[DIRECTIVE]
Extract every line from the records below that contains the word "wzorów".

[RECORDED INFORMATION]

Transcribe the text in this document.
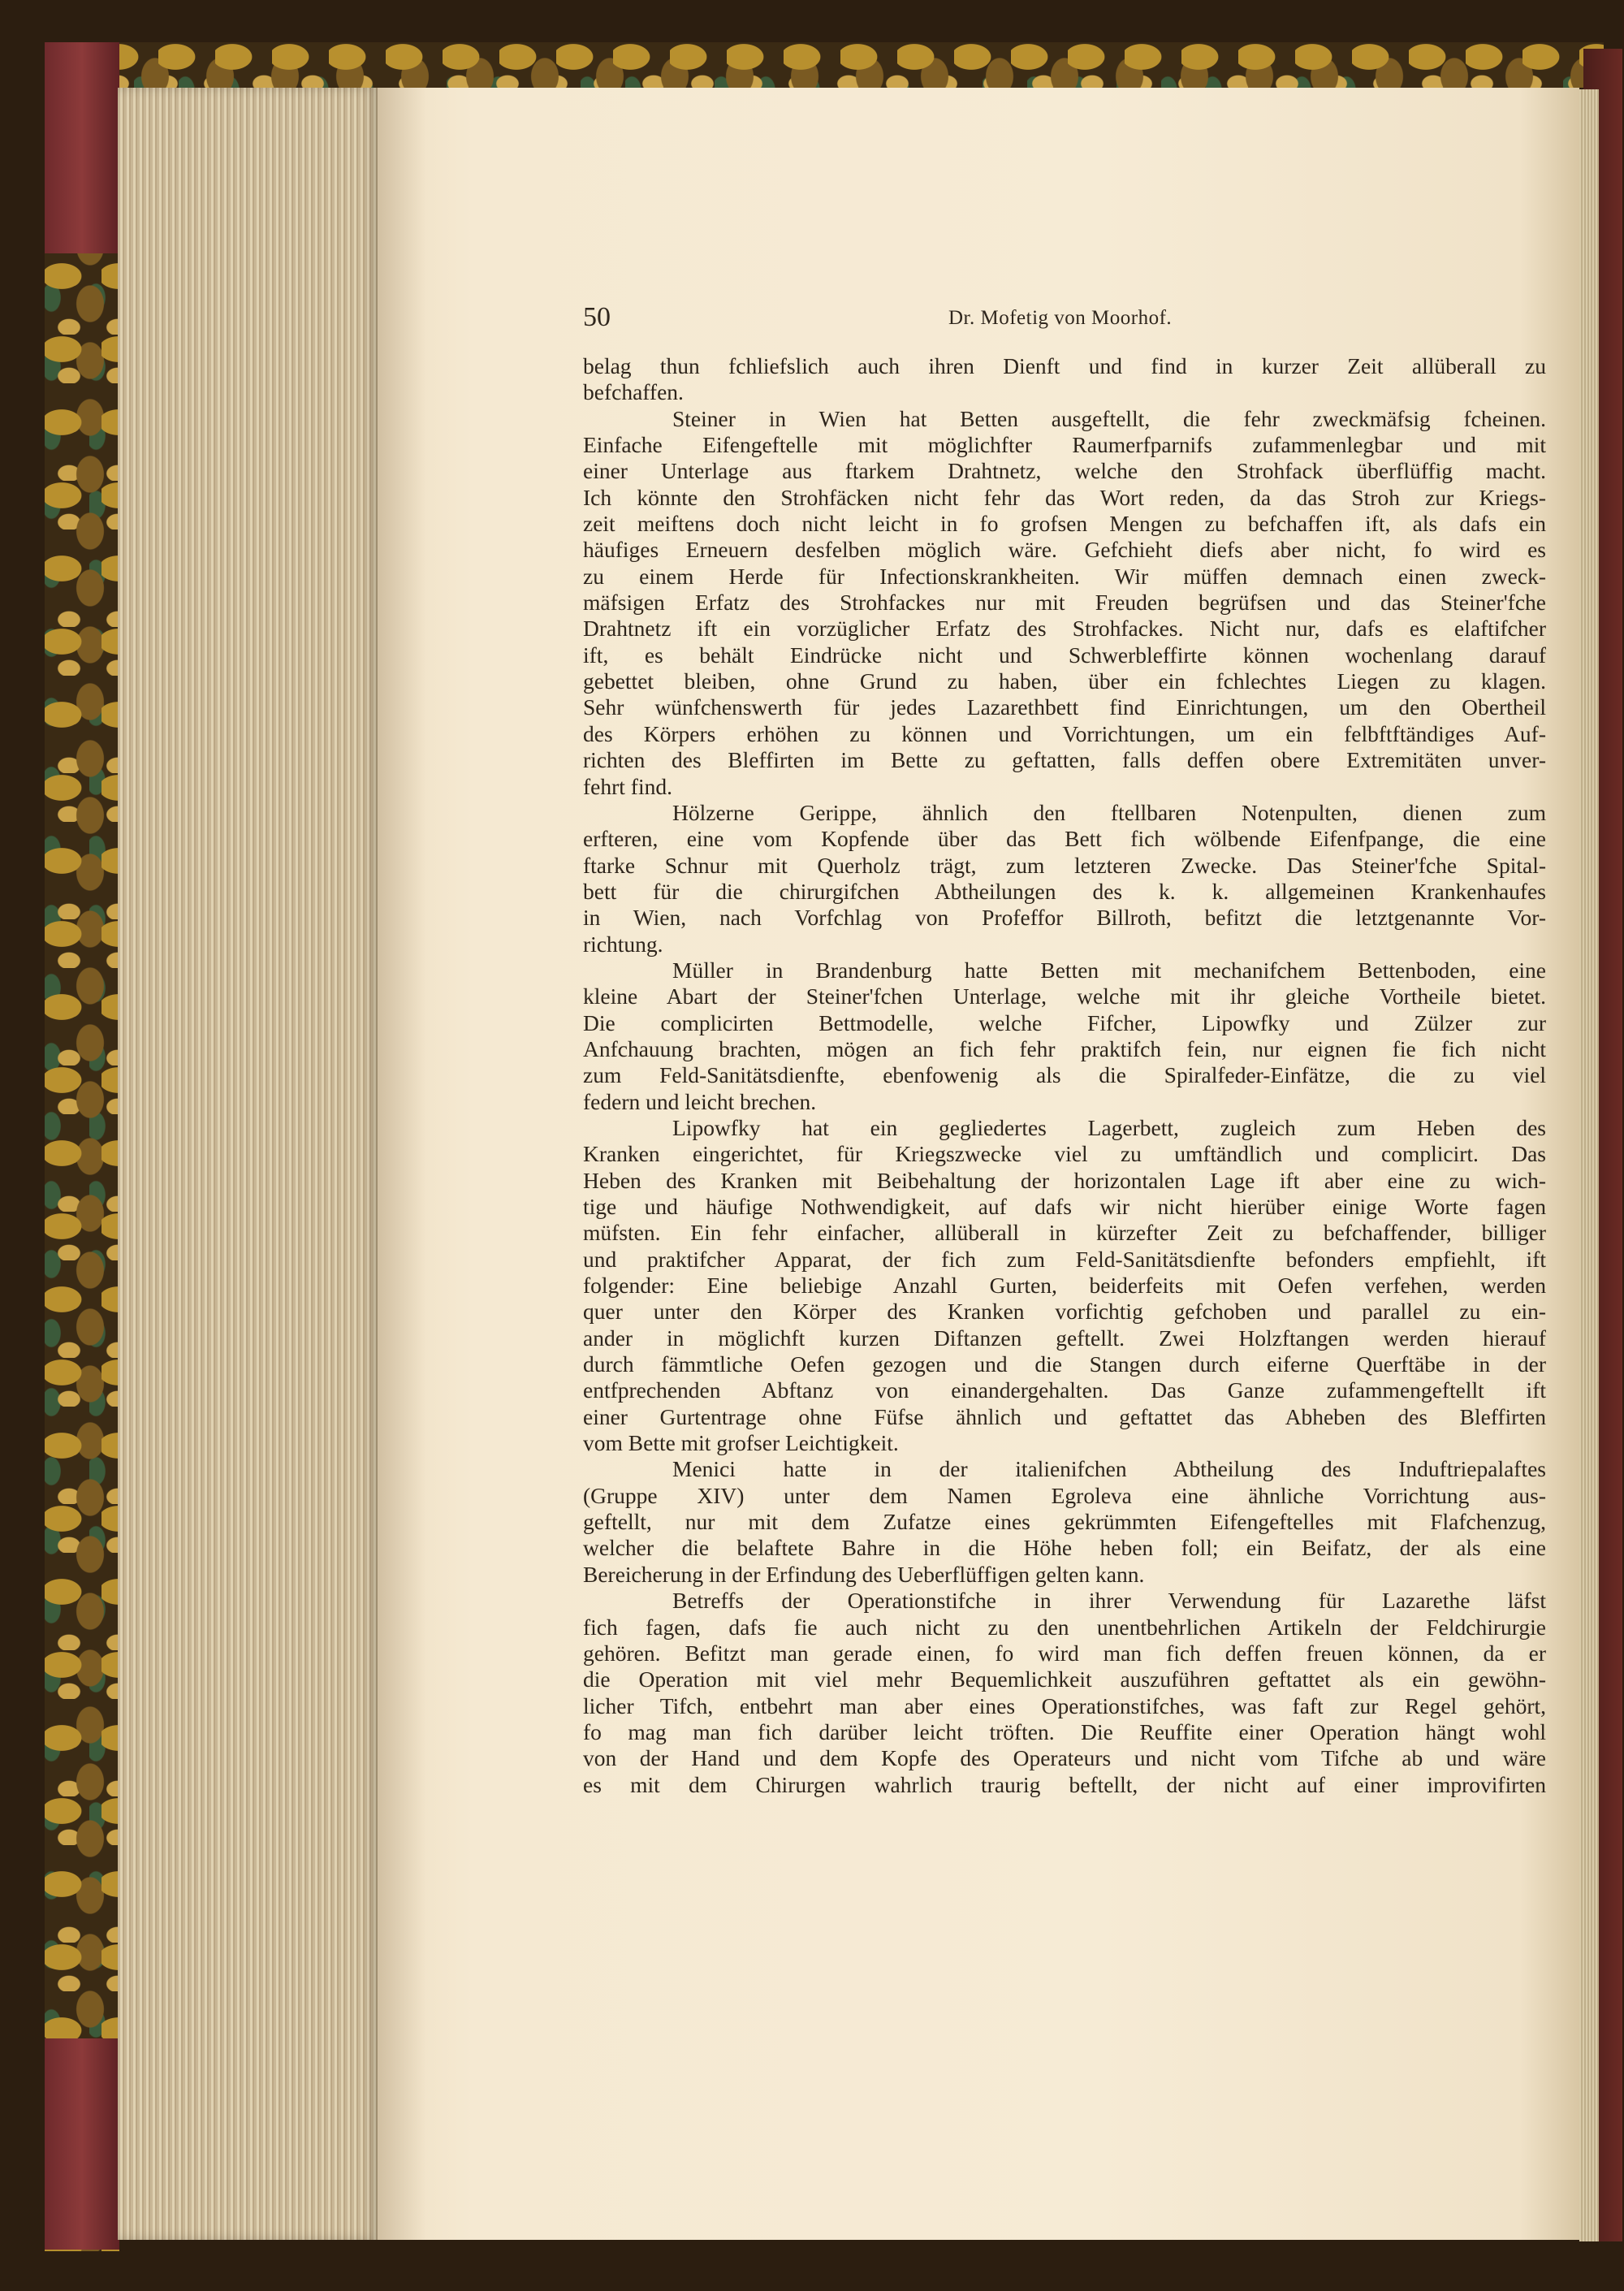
50	Dr. Mofetig von Moorhof.
belag thun fchliefslich auch ihren Dienft und find in kurzer Zeit allüberall zu
befchaffen.
Steiner in Wien hat Betten ausgeftellt, die fehr zweckmäfsig fcheinen.
Einfache Eifengeftelle mit möglichfter Raumerfparnifs zufammenlegbar und mit
einer Unterlage aus ftarkem Drahtnetz, welche den Strohfack überflüffig macht.
Ich könnte den Strohfäcken nicht fehr das Wort reden, da das Stroh zur Kriegs-
zeit meiftens doch nicht leicht in fo grofsen Mengen zu befchaffen ift, als dafs ein
häufiges Erneuern desfelben möglich wäre. Gefchieht diefs aber nicht, fo wird es
zu einem Herde für Infectionskrankheiten. Wir müffen demnach einen zweck-
mäfsigen Erfatz des Strohfackes nur mit Freuden begrüfsen und das Steiner'fche
Drahtnetz ift ein vorzüglicher Erfatz des Strohfackes. Nicht nur, dafs es elaftifcher
ift, es behält Eindrücke nicht und Schwerbleffirte können wochenlang darauf
gebettet bleiben, ohne Grund zu haben, über ein fchlechtes Liegen zu klagen.
Sehr wünfchenswerth für jedes Lazarethbett find Einrichtungen, um den Obertheil
des Körpers erhöhen zu können und Vorrichtungen, um ein felbftftändiges Auf-
richten des Bleffirten im Bette zu geftatten, falls deffen obere Extremitäten unver-
fehrt find.
Hölzerne Gerippe, ähnlich den ftellbaren Notenpulten, dienen zum
erfteren, eine vom Kopfende über das Bett fich wölbende Eifenfpange, die eine
ftarke Schnur mit Querholz trägt, zum letzteren Zwecke. Das Steiner'fche Spital-
bett für die chirurgifchen Abtheilungen des k. k. allgemeinen Krankenhaufes
in Wien, nach Vorfchlag von Profeffor Billroth, befitzt die letztgenannte Vor-
richtung.
Müller in Brandenburg hatte Betten mit mechanifchem Bettenboden, eine
kleine Abart der Steiner'fchen Unterlage, welche mit ihr gleiche Vortheile bietet.
Die complicirten Bettmodelle, welche Fifcher, Lipowfky und Zülzer zur
Anfchauung brachten, mögen an fich fehr praktifch fein, nur eignen fie fich nicht
zum Feld-Sanitätsdienfte, ebenfowenig als die Spiralfeder-Einfätze, die zu viel
federn und leicht brechen.
Lipowfky hat ein gegliedertes Lagerbett, zugleich zum Heben des
Kranken eingerichtet, für Kriegszwecke viel zu umftändlich und complicirt. Das
Heben des Kranken mit Beibehaltung der horizontalen Lage ift aber eine zu wich-
tige und häufige Nothwendigkeit, auf dafs wir nicht hierüber einige Worte fagen
müfsten. Ein fehr einfacher, allüberall in kürzefter Zeit zu befchaffender, billiger
und praktifcher Apparat, der fich zum Feld-Sanitätsdienfte befonders empfiehlt, ift
folgender: Eine beliebige Anzahl Gurten, beiderfeits mit Oefen verfehen, werden
quer unter den Körper des Kranken vorfichtig gefchoben und parallel zu ein-
ander in möglichft kurzen Diftanzen geftellt. Zwei Holzftangen werden hierauf
durch fämmtliche Oefen gezogen und die Stangen durch eiferne Querftäbe in der
entfprechenden Abftanz von einandergehalten. Das Ganze zufammengeftellt ift
einer Gurtentrage ohne Füfse ähnlich und geftattet das Abheben des Bleffirten
vom Bette mit grofser Leichtigkeit.
Menici hatte in der italienifchen Abtheilung des Induftriepalaftes
(Gruppe XIV) unter dem Namen Egroleva eine ähnliche Vorrichtung aus-
geftellt, nur mit dem Zufatze eines gekrümmten Eifengeftelles mit Flafchenzug,
welcher die belaftete Bahre in die Höhe heben foll; ein Beifatz, der als eine
Bereicherung in der Erfindung des Ueberflüffigen gelten kann.
Betreffs der Operationstifche in ihrer Verwendung für Lazarethe läfst
fich fagen, dafs fie auch nicht zu den unentbehrlichen Artikeln der Feldchirurgie
gehören. Befitzt man gerade einen, fo wird man fich deffen freuen können, da er
die Operation mit viel mehr Bequemlichkeit auszuführen geftattet als ein gewöhn-
licher Tifch, entbehrt man aber eines Operationstifches, was faft zur Regel gehört,
fo mag man fich darüber leicht tröften. Die Reuffite einer Operation hängt wohl
von der Hand und dem Kopfe des Operateurs und nicht vom Tifche ab und wäre
es mit dem Chirurgen wahrlich traurig beftellt, der nicht auf einer improvifirten
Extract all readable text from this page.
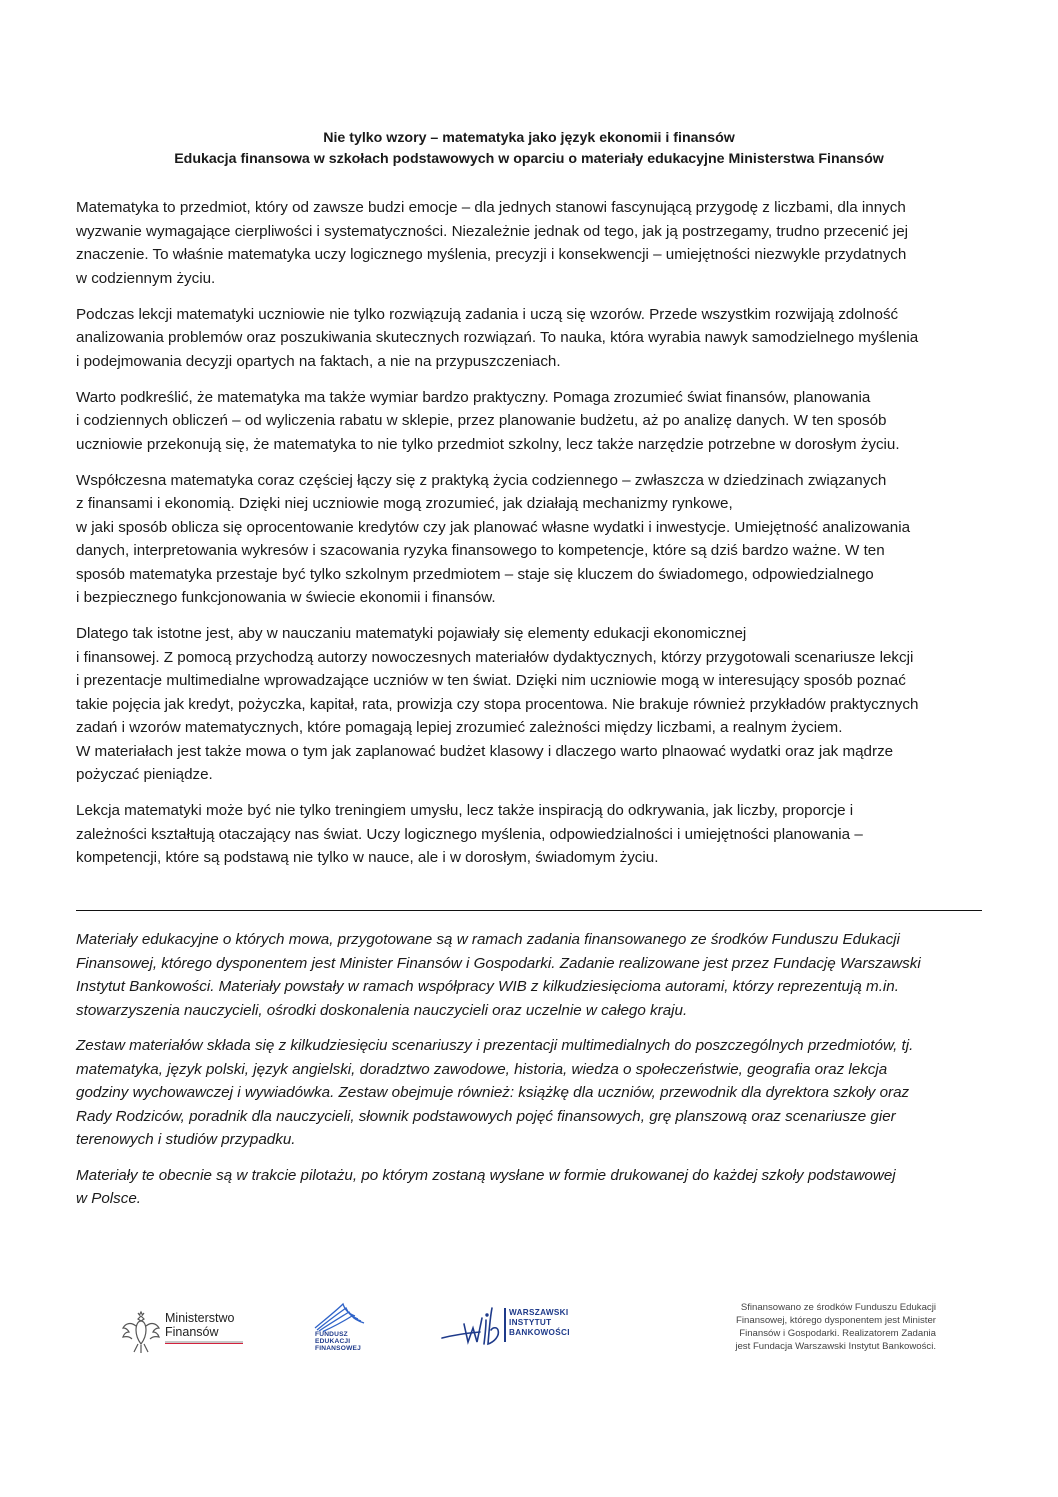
Nie tylko wzory – matematyka jako język ekonomii i finansów
Edukacja finansowa w szkołach podstawowych w oparciu o materiały edukacyjne Ministerstwa Finansów
Matematyka to przedmiot, który od zawsze budzi emocje – dla jednych stanowi fascynującą przygodę z liczbami, dla innych
wyzwanie wymagające cierpliwości i systematyczności. Niezależnie jednak od tego, jak ją postrzegamy, trudno przecenić jej
znaczenie. To właśnie matematyka uczy logicznego myślenia, precyzji i konsekwencji – umiejętności niezwykle przydatnych
w codziennym życiu.
Podczas lekcji matematyki uczniowie nie tylko rozwiązują zadania i uczą się wzorów. Przede wszystkim rozwijają zdolność
analizowania problemów oraz poszukiwania skutecznych rozwiązań. To nauka, która wyrabia nawyk samodzielnego myślenia
i podejmowania decyzji opartych na faktach, a nie na przypuszczeniach.
Warto podkreślić, że matematyka ma także wymiar bardzo praktyczny. Pomaga zrozumieć świat finansów, planowania
i codziennych obliczeń – od wyliczenia rabatu w sklepie, przez planowanie budżetu, aż po analizę danych. W ten sposób
uczniowie przekonują się, że matematyka to nie tylko przedmiot szkolny, lecz także narzędzie potrzebne w dorosłym życiu.
Współczesna matematyka coraz częściej łączy się z praktyką życia codziennego – zwłaszcza w dziedzinach związanych
z finansami i ekonomią. Dzięki niej uczniowie mogą zrozumieć, jak działają mechanizmy rynkowe,
w jaki sposób oblicza się oprocentowanie kredytów czy jak planować własne wydatki i inwestycje. Umiejętność analizowania
danych, interpretowania wykresów i szacowania ryzyka finansowego to kompetencje, które są dziś bardzo ważne. W ten
sposób matematyka przestaje być tylko szkolnym przedmiotem – staje się kluczem do świadomego, odpowiedzialnego
i bezpiecznego funkcjonowania w świecie ekonomii i finansów.
Dlatego tak istotne jest, aby w nauczaniu matematyki pojawiały się elementy edukacji ekonomicznej
i finansowej. Z pomocą przychodzą autorzy nowoczesnych materiałów dydaktycznych, którzy przygotowali scenariusze lekcji
i prezentacje multimedialne wprowadzające uczniów w ten świat. Dzięki nim uczniowie mogą w interesujący sposób poznać
takie pojęcia jak kredyt, pożyczka, kapitał, rata, prowizja czy stopa procentowa. Nie brakuje również przykładów praktycznych
zadań i wzorów matematycznych, które pomagają lepiej zrozumieć zależności między liczbami, a realnym życiem.
W materiałach jest także mowa o tym jak zaplanować budżet klasowy i dlaczego warto plnaować wydatki oraz jak mądrze
pożyczać pieniądze.
Lekcja matematyki może być nie tylko treningiem umysłu, lecz także inspiracją do odkrywania, jak liczby, proporcje i
zależności kształtują otaczający nas świat. Uczy logicznego myślenia, odpowiedzialności i umiejętności planowania –
kompetencji, które są podstawą nie tylko w nauce, ale i w dorosłym, świadomym życiu.
Materiały edukacyjne o których mowa, przygotowane są w ramach zadania finansowanego ze środków Funduszu Edukacji
Finansowej, którego dysponentem jest Minister Finansów i Gospodarki. Zadanie realizowane jest przez Fundację Warszawski
Instytut Bankowości. Materiały powstały w ramach współpracy WIB z kilkudziesięcioma autorami, którzy reprezentują m.in.
stowarzyszenia nauczycieli, ośrodki doskonalenia nauczycieli oraz uczelnie w całego kraju.
Zestaw materiałów składa się z kilkudziesięciu scenariuszy i prezentacji multimedialnych do poszczególnych przedmiotów, tj.
matematyka, język polski, język angielski, doradztwo zawodowe, historia, wiedza o społeczeństwie, geografia oraz lekcja
godziny wychowawczej i wywiadówka. Zestaw obejmuje również: książkę dla uczniów, przewodnik dla dyrektora szkoły oraz
Rady Rodziców, poradnik dla nauczycieli, słownik podstawowych pojęć finansowych, grę planszową oraz scenariusze gier
terenowych i studiów przypadku.
Materiały te obecnie są w trakcie pilotażu, po którym zostaną wysłane w formie drukowanej do każdej szkoły podstawowej
w Polsce.
Ministerstwo
Finansów	FUNDUSZ
EDUKACJI
FINANSOWEJ
WARSZAWSKI
INSTYTUT
BANKOWOŚCI
Sfinansowano ze środków Funduszu Edukacji
Finansowej, którego dysponentem jest Minister
Finansów i Gospodarki. Realizatorem Zadania
jest Fundacja Warszawski Instytut Bankowości.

[EXERCISE ANSWER]
Podczas lekcji matematyki uczniowie nie tylko rozwiązują zadania i uczą się wzorów. Przede wszystkim rozwijają zdolność
zadań i wzorów matematycznych, które pomagają lepiej zrozumieć zależności między liczbami, a realnym życiem.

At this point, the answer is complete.